• [Your goal]: Pull out every line with the word "article" from the entries below.

Records that describe figures
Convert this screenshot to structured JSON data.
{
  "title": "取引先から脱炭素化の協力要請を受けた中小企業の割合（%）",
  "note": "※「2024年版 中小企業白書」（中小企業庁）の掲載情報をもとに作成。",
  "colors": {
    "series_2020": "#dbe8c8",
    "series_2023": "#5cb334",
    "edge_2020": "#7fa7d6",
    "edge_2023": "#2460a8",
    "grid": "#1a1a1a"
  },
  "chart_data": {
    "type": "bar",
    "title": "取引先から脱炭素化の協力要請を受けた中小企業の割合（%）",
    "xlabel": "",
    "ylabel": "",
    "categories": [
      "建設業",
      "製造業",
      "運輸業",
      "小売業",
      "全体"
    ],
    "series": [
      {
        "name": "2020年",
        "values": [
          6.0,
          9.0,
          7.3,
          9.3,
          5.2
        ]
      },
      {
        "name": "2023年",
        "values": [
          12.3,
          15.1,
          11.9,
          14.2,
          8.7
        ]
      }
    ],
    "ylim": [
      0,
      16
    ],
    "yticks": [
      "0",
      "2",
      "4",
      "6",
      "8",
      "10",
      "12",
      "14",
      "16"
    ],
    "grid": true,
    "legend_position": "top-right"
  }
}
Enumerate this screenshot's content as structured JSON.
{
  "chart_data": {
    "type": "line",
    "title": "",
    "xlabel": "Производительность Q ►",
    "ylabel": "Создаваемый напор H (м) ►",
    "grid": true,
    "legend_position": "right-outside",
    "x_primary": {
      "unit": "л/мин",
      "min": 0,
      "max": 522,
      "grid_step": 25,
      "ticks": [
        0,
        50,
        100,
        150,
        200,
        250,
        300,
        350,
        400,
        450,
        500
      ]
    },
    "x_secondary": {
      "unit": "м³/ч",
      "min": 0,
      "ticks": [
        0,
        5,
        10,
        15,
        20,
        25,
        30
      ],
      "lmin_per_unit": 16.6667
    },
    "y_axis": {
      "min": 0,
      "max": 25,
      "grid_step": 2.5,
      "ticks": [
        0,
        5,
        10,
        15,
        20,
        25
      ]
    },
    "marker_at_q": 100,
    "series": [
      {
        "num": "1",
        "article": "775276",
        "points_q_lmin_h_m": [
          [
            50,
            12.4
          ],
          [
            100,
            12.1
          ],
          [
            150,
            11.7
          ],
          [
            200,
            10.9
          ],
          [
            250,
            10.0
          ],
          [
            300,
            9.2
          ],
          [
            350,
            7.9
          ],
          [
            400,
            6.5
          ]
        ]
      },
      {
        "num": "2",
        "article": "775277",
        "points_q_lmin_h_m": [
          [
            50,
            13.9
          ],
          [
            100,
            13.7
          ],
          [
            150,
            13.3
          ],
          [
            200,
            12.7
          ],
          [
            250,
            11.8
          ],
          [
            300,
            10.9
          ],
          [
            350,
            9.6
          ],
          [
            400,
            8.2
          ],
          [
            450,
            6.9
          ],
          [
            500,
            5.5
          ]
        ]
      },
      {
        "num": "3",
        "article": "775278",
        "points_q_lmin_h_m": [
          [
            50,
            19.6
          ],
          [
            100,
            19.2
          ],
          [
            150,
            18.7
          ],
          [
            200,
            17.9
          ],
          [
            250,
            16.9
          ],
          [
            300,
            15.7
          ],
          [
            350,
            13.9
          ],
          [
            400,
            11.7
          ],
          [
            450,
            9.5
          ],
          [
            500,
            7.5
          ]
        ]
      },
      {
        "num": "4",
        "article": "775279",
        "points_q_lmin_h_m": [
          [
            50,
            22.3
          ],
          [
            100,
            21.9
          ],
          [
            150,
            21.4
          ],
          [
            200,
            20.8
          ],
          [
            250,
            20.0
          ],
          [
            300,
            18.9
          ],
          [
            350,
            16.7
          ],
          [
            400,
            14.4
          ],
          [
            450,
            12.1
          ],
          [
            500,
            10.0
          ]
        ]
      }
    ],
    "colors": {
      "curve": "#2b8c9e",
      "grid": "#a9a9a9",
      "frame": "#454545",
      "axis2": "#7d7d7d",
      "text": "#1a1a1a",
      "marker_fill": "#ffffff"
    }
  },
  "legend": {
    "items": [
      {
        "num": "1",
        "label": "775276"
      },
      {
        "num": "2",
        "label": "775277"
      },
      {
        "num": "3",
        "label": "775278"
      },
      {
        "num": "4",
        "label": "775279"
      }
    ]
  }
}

• [The completed task]:
        "article": "775276",
        "article": "775277",
        "article": "775278",
        "article": "775279",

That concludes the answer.